__AIM__
Locate the lines where "Node" occurs and copy them as they stand.

[Raw records]
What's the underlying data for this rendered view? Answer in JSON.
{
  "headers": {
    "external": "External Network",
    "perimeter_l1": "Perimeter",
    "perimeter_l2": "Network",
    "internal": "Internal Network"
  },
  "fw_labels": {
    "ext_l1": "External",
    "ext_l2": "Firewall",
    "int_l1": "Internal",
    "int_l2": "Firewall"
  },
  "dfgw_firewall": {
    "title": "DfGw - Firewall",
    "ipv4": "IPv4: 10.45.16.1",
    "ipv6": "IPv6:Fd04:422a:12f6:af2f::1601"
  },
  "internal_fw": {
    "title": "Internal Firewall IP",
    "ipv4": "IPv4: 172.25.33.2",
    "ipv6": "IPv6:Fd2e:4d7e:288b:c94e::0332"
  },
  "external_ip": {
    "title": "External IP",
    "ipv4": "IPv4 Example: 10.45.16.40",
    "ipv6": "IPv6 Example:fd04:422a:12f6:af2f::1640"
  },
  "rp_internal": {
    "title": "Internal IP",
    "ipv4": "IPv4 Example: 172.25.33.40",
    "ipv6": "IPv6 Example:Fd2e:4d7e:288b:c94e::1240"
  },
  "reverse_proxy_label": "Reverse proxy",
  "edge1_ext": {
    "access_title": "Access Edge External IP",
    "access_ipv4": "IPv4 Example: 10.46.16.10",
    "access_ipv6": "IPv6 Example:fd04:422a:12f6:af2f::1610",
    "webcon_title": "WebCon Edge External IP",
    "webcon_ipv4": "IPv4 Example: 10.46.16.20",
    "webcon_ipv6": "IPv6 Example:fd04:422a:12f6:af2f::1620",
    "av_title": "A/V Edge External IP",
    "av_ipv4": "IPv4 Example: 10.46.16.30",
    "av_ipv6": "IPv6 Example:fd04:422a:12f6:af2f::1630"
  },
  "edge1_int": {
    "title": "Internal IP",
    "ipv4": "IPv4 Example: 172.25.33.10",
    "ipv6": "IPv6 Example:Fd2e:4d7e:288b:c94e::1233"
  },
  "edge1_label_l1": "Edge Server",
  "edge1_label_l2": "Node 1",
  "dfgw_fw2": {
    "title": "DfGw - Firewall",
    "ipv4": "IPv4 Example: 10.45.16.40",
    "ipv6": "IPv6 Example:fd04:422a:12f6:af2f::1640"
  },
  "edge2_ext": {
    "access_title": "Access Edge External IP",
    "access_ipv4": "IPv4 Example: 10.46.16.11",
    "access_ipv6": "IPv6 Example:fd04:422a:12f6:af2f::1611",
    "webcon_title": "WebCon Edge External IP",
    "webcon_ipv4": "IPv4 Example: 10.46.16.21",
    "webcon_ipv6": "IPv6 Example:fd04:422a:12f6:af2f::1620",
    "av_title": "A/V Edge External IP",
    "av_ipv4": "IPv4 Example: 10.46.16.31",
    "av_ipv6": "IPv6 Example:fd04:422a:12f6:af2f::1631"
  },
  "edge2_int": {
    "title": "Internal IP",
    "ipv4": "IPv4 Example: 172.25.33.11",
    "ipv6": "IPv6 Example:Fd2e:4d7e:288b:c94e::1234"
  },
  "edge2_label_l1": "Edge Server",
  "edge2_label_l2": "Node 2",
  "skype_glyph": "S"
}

__RIGHT ANSWER__
  "edge1_label_l2": "Node 1",
  "edge2_label_l2": "Node 2",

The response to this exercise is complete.